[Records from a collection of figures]

++++++++

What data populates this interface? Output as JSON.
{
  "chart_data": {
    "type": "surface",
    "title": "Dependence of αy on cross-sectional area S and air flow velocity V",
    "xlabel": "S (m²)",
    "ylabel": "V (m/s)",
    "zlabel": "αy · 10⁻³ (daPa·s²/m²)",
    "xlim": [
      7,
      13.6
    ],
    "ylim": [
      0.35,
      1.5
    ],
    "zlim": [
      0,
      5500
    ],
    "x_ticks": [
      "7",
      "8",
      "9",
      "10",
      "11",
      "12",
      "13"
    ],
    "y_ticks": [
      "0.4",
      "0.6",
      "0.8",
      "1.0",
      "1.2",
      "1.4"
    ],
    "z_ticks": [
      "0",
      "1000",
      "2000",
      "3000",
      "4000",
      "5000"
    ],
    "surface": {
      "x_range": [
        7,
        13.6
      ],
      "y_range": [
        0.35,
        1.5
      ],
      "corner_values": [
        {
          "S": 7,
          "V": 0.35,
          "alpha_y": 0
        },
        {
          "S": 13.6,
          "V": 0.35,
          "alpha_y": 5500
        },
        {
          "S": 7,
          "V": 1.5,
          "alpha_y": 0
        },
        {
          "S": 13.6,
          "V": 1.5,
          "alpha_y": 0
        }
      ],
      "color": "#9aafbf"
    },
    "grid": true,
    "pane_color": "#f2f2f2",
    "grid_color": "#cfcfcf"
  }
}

++++++++

» **What the task asks**: Please give back all of the records exactly as written.

» **Written solution**:
What data populates this interface? Output as JSON.
{
  "chart_data": {
    "type": "surface",
    "title": "Dependence of αy on cross-sectional area S and air flow velocity V",
    "xlabel": "S (m²)",
    "ylabel": "V (m/s)",
    "zlabel": "αy · 10⁻³ (daPa·s²/m²)",
    "xlim": [
      7,
      13.6
    ],
    "ylim": [
      0.35,
      1.5
    ],
    "zlim": [
      0,
      5500
    ],
    "x_ticks": [
      "7",
      "8",
      "9",
      "10",
      "11",
      "12",
      "13"
    ],
    "y_ticks": [
      "0.4",
      "0.6",
      "0.8",
      "1.0",
      "1.2",
      "1.4"
    ],
    "z_ticks": [
      "0",
      "1000",
      "2000",
      "3000",
      "4000",
      "5000"
    ],
    "surface": {
      "x_range": [
        7,
        13.6
      ],
      "y_range": [
        0.35,
        1.5
      ],
      "corner_values": [
        {
          "S": 7,
          "V": 0.35,
          "alpha_y": 0
        },
        {
          "S": 13.6,
          "V": 0.35,
          "alpha_y": 5500
        },
        {
          "S": 7,
          "V": 1.5,
          "alpha_y": 0
        },
        {
          "S": 13.6,
          "V": 1.5,
          "alpha_y": 0
        }
      ],
      "color": "#9aafbf"
    },
    "grid": true,
    "pane_color": "#f2f2f2",
    "grid_color": "#cfcfcf"
  }
}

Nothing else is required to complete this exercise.